'''
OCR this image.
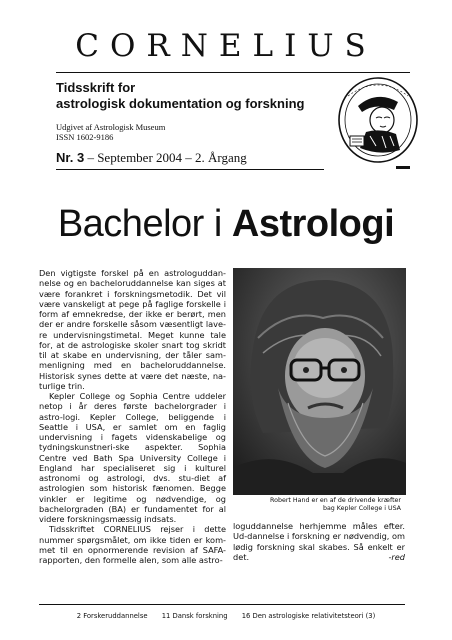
CORNELIUS
Tidsskrift for
astrologisk dokumentation og forskning
Udgivet af Astrologisk Museum
ISSN 1602-9186
Nr. 3 – September 2004 – 2. Årgang
Bachelor i Astrologi

Den vigtigste forskel på en astrologuddan-nelse og en bacheloruddannelse kan siges at være forankret i forskningsmetodik. Det vil være vanskeligt at pege på faglige forskelle i form af emnekredse, der ikke er berørt, men der er andre forskelle såsom væsentligt lave-re undervisningstimetal. Meget kunne tale for, at de astrologiske skoler snart tog skridt til at skabe en undervisning, der tåler sam-menligning med en bacheloruddannelse. Historisk synes dette at være det næste, na-turlige trin.

Kepler College og Sophia Centre uddeler netop i år deres første bachelorgrader i astro-logi. Kepler College, beliggende i Seattle i USA, er samlet om en faglig undervisning i fagets videnskabelige og tydningskunstneri-ske aspekter. Sophia Centre ved Bath Spa University College i England har specialiseret sig i kulturel astronomi og astrologi, dvs. stu-diet af astrologien som historisk fænomen. Begge vinkler er legitime og nødvendige, og bachelorgraden (BA) er fundamentet for al videre forskningsmæssig indsats.

Tidsskriftet CORNELIUS rejser i dette nummer spørgsmålet, om ikke tiden er kom-met til en opnormerende revision af SAFA-rapporten, den formelle alen, som alle astro-

Robert Hand er en af de drivende kræfter
bag Kepler College i USA

loguddannelse herhjemme måles efter. Ud-dannelse i forskning er nødvendig, om lødig forskning skal skabes. Så enkelt er det.	-red
2 Forskeruddannelse 11 Dansk forskning 16 Den astrologiske relativitetsteori (3)
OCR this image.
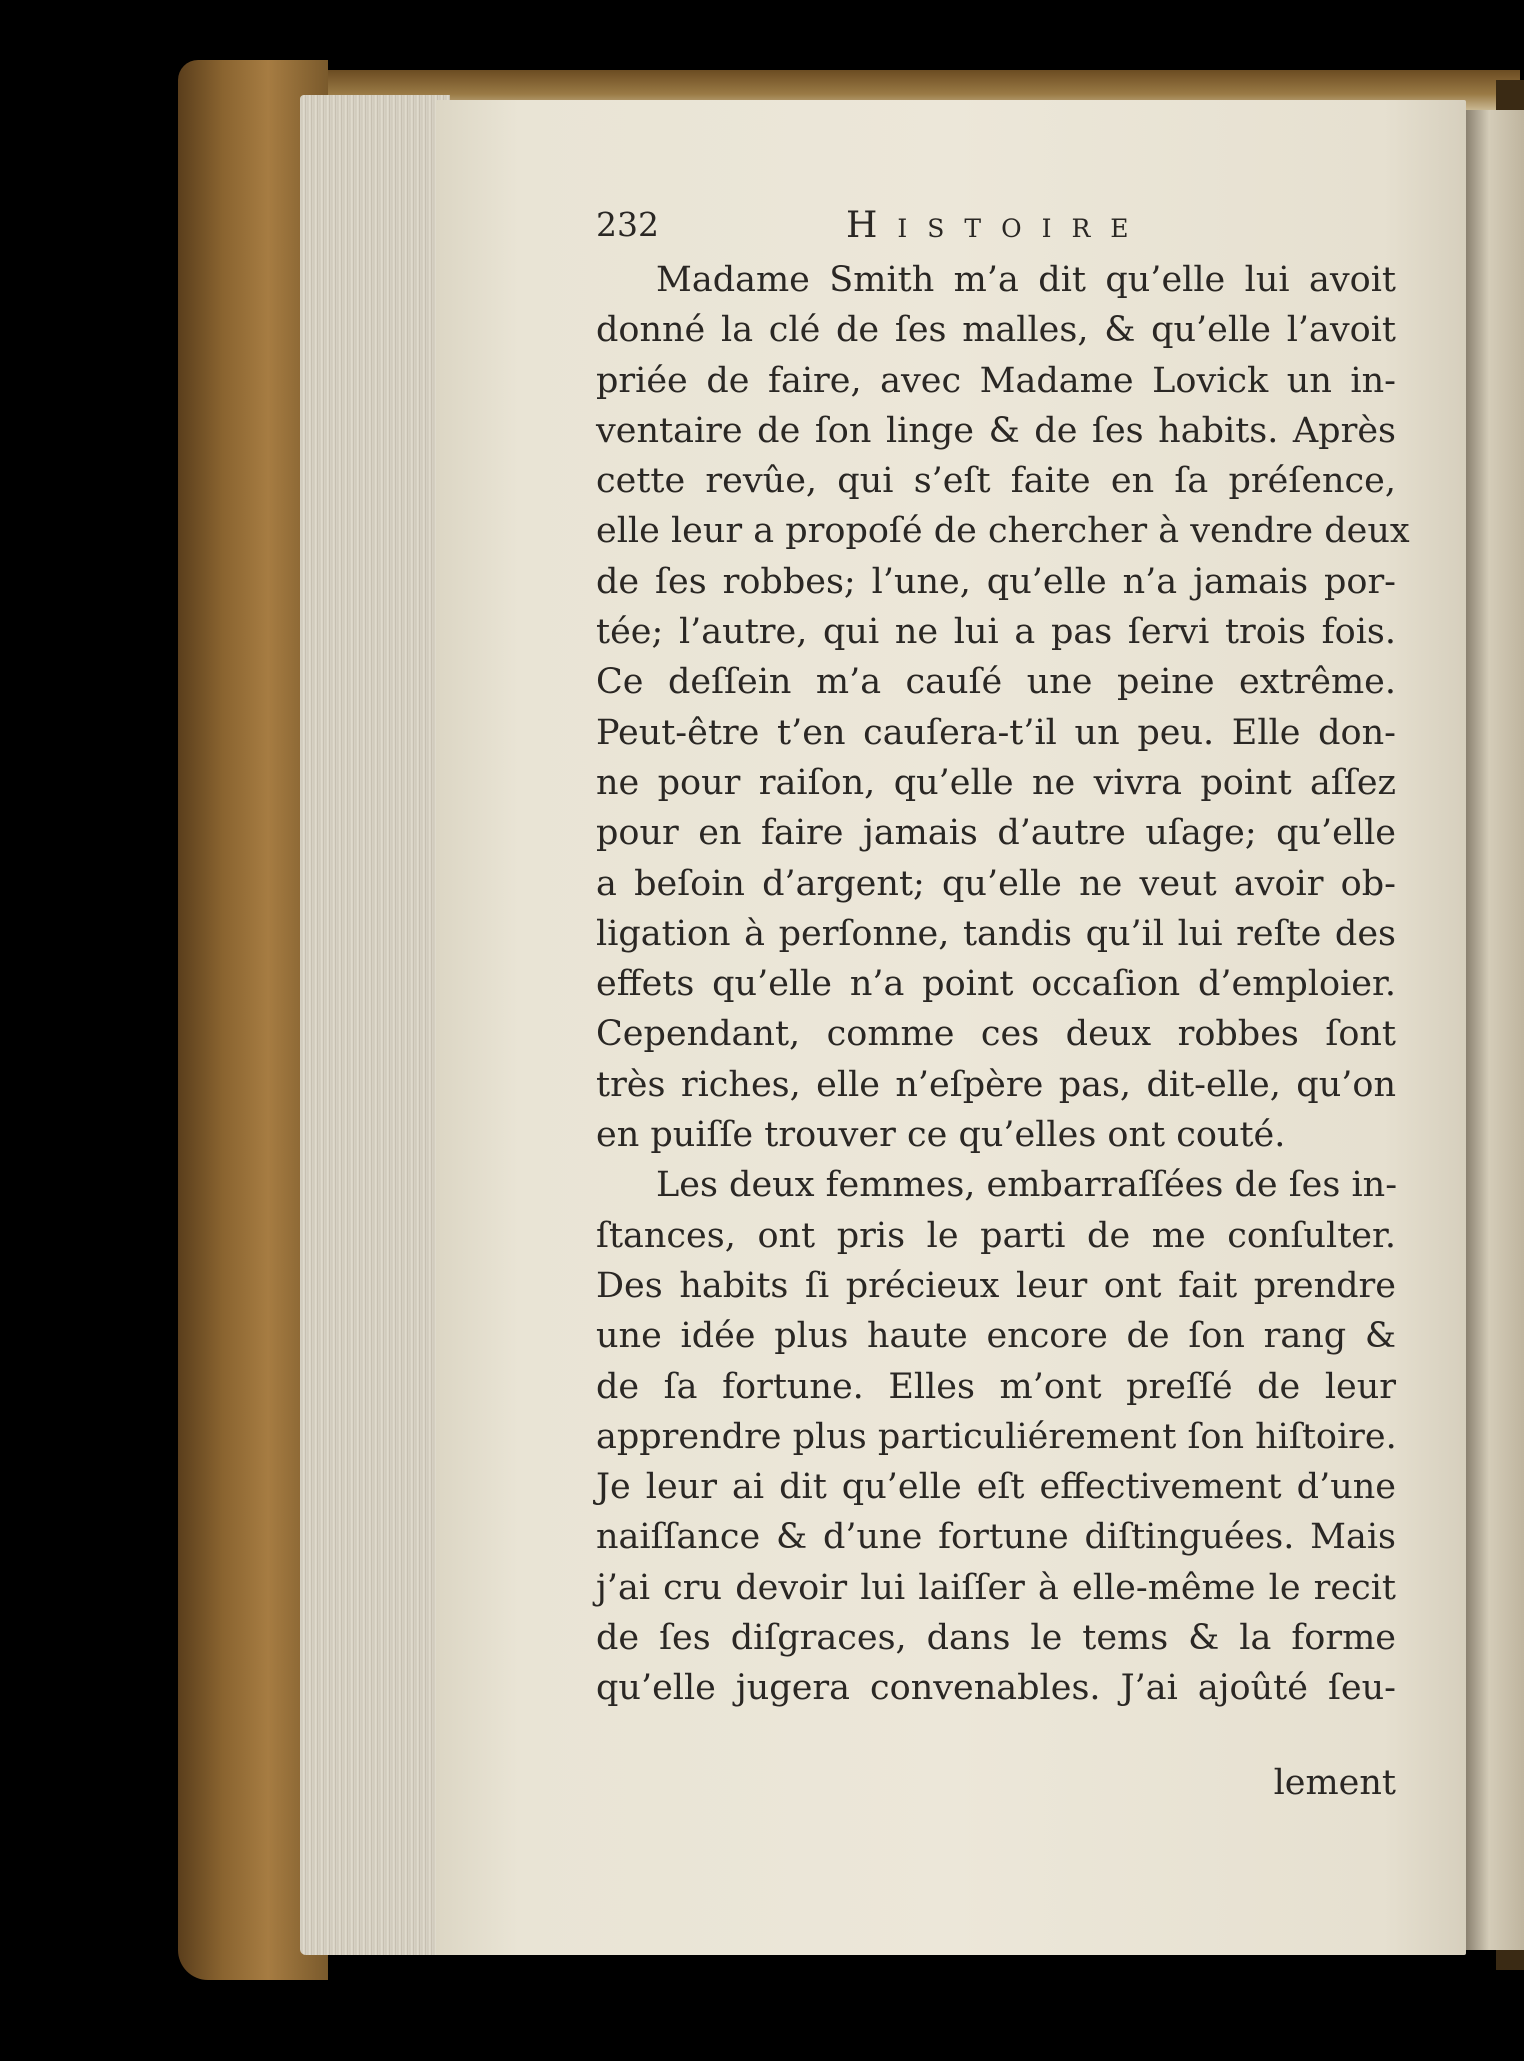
232	Histoire
Madame Smith m’a dit qu’elle lui avoit
donné la clé de ſes malles, & qu’elle l’avoit
priée de faire, avec Madame Lovick un in-
ventaire de ſon linge & de ſes habits. Après
cette revûe, qui s’eſt faite en ſa préſence,
elle leur a propoſé de chercher à vendre deux
de ſes robbes; l’une, qu’elle n’a jamais por-
tée; l’autre, qui ne lui a pas ſervi trois fois.
Ce deſſein m’a cauſé une peine extrême.
Peut-être t’en cauſera-t’il un peu. Elle don-
ne pour raiſon, qu’elle ne vivra point aſſez
pour en faire jamais d’autre uſage; qu’elle
a beſoin d’argent; qu’elle ne veut avoir ob-
ligation à perſonne, tandis qu’il lui reſte des
effets qu’elle n’a point occaſion d’emploier.
Cependant, comme ces deux robbes ſont
très riches, elle n’eſpère pas, dit-elle, qu’on
en puiſſe trouver ce qu’elles ont couté.
Les deux femmes, embarraſſées de ſes in-
ſtances, ont pris le parti de me conſulter.
Des habits ſi précieux leur ont fait prendre
une idée plus haute encore de ſon rang &
de ſa fortune. Elles m’ont preſſé de leur
apprendre plus particuliérement ſon hiſtoire.
Je leur ai dit qu’elle eſt effectivement d’une
naiſſance & d’une fortune diſtinguées. Mais
j’ai cru devoir lui laiſſer à elle-même le recit
de ſes diſgraces, dans le tems & la forme
qu’elle jugera convenables. J’ai ajoûté ſeu-
lement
'''
Copy out all lines where the word "autre" appears.

▸ **COMPLETED EXERCISE**:
tée; l’autre, qui ne lui a pas ſervi trois fois.
pour en faire jamais d’autre uſage; qu’elle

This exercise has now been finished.